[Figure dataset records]
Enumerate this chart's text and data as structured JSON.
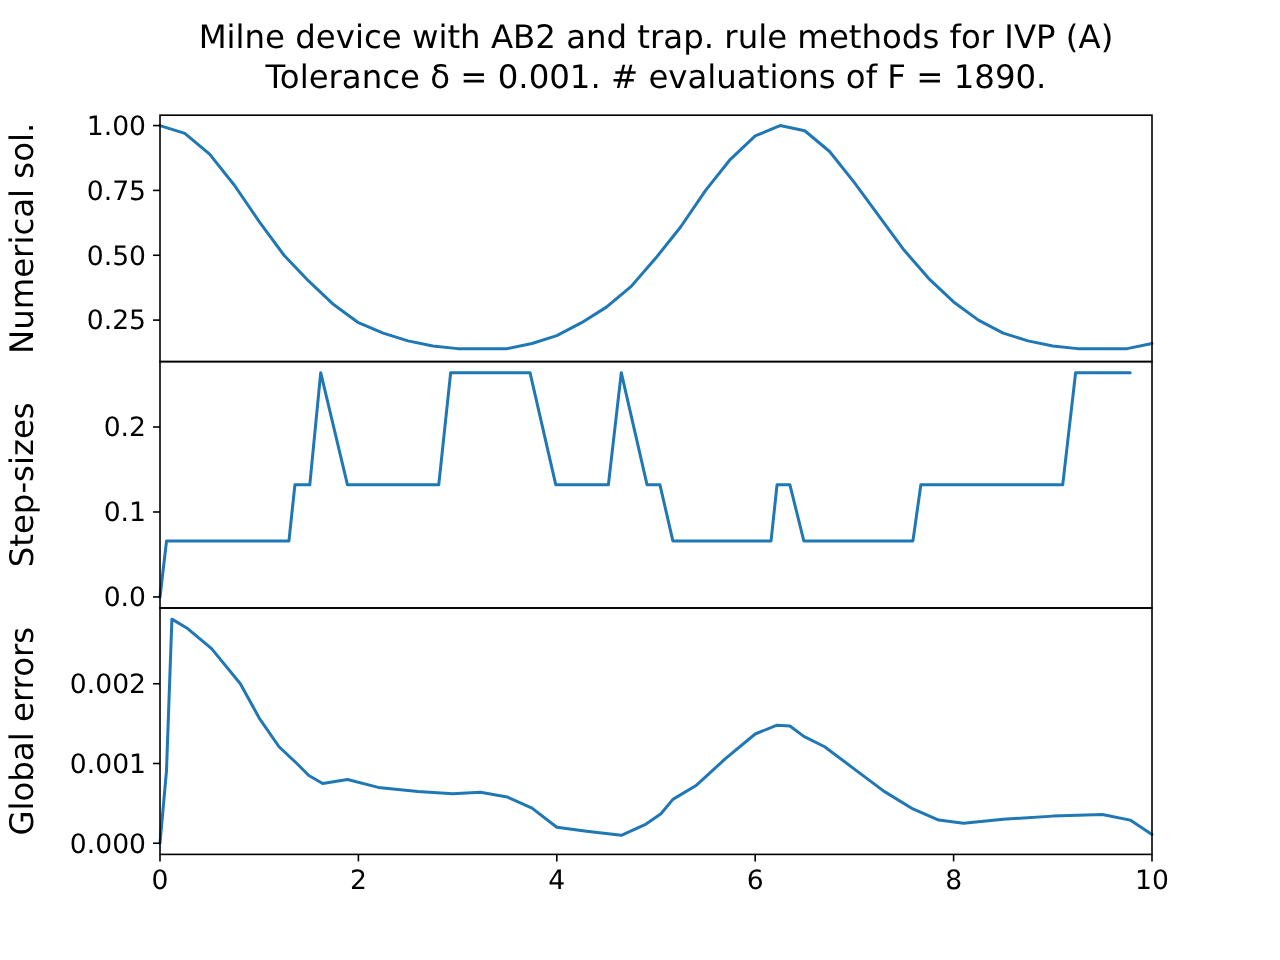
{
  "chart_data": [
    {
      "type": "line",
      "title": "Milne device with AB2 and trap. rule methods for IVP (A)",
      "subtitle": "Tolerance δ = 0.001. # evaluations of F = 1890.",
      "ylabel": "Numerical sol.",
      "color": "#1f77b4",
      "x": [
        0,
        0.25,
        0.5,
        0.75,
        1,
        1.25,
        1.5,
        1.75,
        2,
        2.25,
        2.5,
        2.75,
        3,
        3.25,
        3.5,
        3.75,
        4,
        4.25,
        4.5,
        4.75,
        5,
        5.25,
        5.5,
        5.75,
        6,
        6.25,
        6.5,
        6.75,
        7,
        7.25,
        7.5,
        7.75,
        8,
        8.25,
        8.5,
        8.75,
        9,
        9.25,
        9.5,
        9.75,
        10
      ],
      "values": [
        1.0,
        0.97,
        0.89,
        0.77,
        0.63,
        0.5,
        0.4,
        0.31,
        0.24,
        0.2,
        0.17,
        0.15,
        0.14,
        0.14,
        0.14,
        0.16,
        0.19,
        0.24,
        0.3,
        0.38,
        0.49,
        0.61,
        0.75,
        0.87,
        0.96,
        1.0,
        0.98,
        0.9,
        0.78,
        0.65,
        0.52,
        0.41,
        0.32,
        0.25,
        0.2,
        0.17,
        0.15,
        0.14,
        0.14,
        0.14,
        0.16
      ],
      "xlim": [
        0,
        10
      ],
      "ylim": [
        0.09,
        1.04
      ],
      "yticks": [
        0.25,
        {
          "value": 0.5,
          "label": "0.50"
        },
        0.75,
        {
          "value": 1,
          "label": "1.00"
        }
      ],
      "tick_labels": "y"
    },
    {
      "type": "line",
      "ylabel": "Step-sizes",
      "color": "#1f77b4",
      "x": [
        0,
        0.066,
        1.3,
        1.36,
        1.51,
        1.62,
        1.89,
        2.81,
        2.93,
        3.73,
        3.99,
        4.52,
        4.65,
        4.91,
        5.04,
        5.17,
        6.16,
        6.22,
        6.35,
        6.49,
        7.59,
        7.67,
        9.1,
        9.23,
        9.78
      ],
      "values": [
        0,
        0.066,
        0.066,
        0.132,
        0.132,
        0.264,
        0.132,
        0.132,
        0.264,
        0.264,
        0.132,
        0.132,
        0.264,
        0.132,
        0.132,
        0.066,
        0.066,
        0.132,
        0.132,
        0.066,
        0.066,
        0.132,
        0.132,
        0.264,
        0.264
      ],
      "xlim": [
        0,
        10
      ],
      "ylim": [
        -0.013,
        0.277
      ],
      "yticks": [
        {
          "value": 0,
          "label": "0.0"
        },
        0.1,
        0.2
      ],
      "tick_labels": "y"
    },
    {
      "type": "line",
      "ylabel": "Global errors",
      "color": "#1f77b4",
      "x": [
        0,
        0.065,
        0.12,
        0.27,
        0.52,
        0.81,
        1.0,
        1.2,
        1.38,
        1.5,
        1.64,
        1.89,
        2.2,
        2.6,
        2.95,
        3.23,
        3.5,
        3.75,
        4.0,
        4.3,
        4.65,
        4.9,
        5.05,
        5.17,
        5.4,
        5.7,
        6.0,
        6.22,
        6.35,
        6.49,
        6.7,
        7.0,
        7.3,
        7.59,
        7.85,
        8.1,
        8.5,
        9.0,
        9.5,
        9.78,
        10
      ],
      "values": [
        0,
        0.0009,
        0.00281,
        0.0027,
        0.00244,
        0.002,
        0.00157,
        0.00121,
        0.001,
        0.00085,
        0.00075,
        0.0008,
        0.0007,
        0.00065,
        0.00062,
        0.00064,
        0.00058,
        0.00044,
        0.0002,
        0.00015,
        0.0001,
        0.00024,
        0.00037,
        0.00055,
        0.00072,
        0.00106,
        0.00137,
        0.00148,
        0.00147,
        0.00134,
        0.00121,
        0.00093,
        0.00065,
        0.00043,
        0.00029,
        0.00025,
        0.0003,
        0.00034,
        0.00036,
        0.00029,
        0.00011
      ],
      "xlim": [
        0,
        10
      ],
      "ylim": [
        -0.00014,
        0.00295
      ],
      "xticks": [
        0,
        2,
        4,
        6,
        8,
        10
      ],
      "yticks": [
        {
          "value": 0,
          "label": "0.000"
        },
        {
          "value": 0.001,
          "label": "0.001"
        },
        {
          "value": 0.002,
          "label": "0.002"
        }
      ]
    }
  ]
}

...

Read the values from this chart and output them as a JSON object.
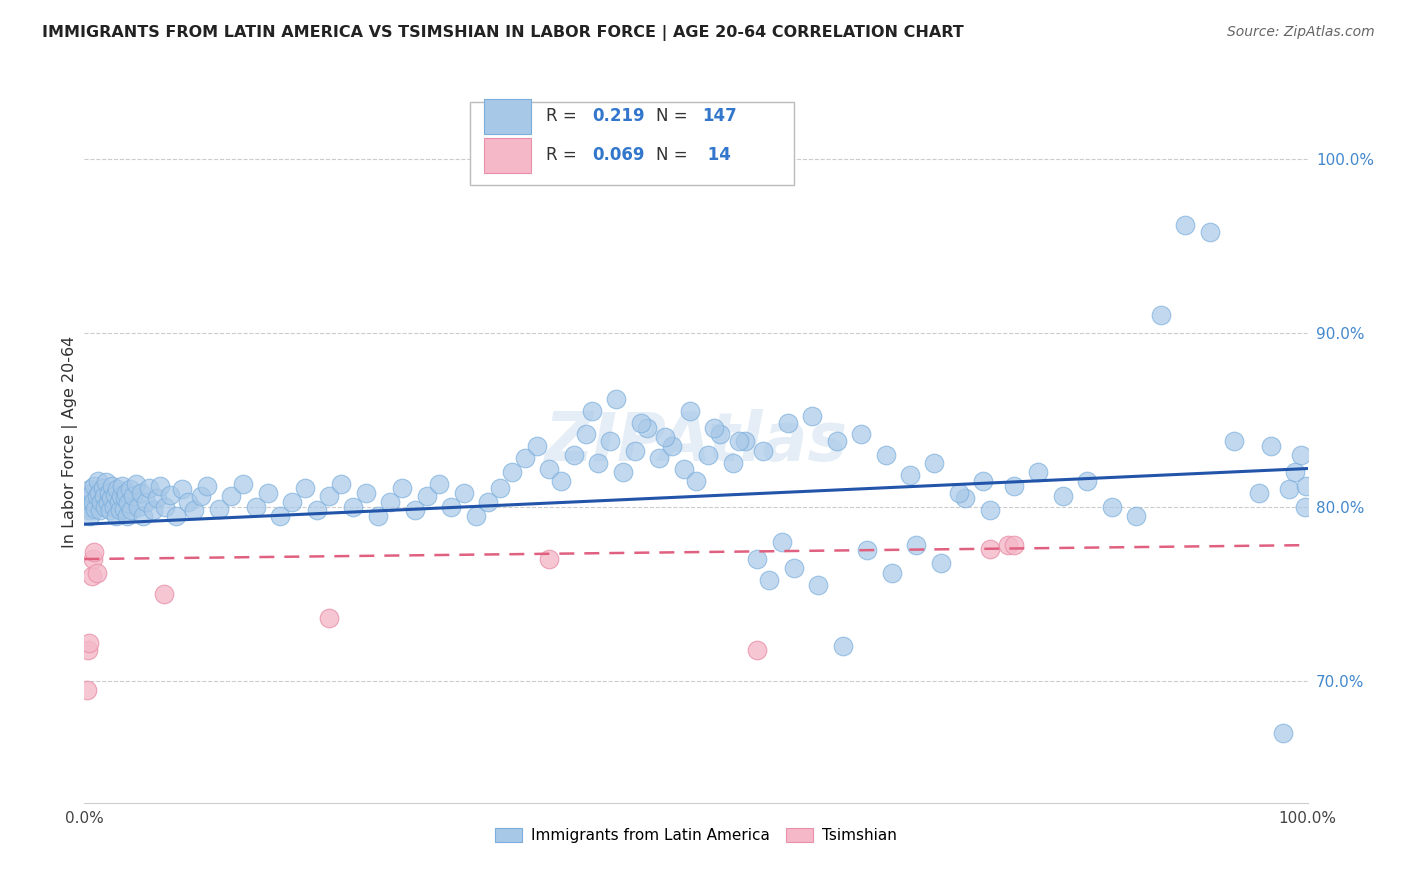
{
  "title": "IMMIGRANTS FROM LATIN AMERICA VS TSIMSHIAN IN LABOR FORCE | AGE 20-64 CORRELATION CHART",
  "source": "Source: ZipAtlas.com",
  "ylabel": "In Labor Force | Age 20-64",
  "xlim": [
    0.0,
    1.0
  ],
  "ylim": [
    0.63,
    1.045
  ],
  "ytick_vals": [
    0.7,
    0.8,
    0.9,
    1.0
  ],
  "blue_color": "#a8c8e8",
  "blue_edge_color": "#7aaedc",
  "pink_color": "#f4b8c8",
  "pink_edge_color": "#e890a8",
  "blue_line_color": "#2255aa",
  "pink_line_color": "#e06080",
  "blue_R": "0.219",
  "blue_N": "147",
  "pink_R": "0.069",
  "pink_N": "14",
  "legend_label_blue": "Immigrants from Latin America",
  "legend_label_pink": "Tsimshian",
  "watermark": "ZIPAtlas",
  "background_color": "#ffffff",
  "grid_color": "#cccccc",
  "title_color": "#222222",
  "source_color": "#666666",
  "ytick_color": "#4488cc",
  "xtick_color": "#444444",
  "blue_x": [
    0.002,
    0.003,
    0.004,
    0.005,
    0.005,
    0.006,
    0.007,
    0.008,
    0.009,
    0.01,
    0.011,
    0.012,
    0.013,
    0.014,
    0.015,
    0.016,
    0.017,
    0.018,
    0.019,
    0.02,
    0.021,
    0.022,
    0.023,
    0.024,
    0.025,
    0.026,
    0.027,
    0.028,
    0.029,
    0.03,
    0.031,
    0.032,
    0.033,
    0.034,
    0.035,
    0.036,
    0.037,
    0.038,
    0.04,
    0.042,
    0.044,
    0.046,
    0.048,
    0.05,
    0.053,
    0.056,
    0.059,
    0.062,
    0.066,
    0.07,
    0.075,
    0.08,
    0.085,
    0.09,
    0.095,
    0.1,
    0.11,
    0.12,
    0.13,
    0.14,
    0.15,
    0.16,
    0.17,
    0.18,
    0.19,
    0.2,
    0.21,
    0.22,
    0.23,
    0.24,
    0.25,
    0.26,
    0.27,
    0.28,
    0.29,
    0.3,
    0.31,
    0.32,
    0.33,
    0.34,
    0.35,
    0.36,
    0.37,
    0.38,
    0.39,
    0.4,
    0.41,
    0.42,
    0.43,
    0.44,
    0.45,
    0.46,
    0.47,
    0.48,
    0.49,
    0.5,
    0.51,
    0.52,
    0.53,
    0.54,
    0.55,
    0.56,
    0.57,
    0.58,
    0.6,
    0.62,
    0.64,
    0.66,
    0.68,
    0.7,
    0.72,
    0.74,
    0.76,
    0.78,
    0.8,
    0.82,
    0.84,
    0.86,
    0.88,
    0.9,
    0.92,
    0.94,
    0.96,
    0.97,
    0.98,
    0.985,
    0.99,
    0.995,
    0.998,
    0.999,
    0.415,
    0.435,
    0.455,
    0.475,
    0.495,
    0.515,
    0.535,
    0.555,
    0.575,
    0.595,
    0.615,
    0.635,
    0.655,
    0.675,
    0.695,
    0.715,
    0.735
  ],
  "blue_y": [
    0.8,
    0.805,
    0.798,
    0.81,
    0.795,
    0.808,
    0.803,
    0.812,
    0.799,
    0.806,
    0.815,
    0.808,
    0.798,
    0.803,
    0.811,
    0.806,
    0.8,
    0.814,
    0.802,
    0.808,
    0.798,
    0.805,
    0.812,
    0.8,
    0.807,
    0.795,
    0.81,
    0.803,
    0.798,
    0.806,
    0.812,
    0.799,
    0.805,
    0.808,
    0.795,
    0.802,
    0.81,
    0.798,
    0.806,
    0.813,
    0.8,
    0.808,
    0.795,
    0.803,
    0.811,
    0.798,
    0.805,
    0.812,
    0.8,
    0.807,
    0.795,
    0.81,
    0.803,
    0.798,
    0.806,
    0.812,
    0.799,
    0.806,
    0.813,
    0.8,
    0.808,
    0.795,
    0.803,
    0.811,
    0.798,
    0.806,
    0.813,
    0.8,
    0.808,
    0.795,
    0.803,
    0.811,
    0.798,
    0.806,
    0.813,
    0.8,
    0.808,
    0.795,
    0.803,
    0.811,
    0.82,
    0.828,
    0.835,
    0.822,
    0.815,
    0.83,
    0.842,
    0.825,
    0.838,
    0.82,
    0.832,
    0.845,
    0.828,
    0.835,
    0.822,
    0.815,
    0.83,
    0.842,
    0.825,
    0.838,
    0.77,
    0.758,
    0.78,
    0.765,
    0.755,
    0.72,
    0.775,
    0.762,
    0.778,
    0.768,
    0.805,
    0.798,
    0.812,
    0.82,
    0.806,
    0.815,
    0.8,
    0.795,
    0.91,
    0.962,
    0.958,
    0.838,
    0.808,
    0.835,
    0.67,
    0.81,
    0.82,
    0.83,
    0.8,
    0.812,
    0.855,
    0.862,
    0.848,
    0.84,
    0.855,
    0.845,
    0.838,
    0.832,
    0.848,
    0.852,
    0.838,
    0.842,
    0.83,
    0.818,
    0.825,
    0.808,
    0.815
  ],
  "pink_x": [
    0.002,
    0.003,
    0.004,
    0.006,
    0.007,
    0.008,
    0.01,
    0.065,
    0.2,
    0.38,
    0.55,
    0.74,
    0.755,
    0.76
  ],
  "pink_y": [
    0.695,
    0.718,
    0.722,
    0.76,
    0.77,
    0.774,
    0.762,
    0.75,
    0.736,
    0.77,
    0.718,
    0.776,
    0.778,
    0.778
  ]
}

PROBLEM STATEMENT
Copy all lines above containing the string "ylabel".

EXERCISE RESULT
      "ylabel": "Numerical sol.",
      "ylabel": "Step-sizes",
      "ylabel": "Global errors",
  "ylabel": "In Labor Force | Age 20-64",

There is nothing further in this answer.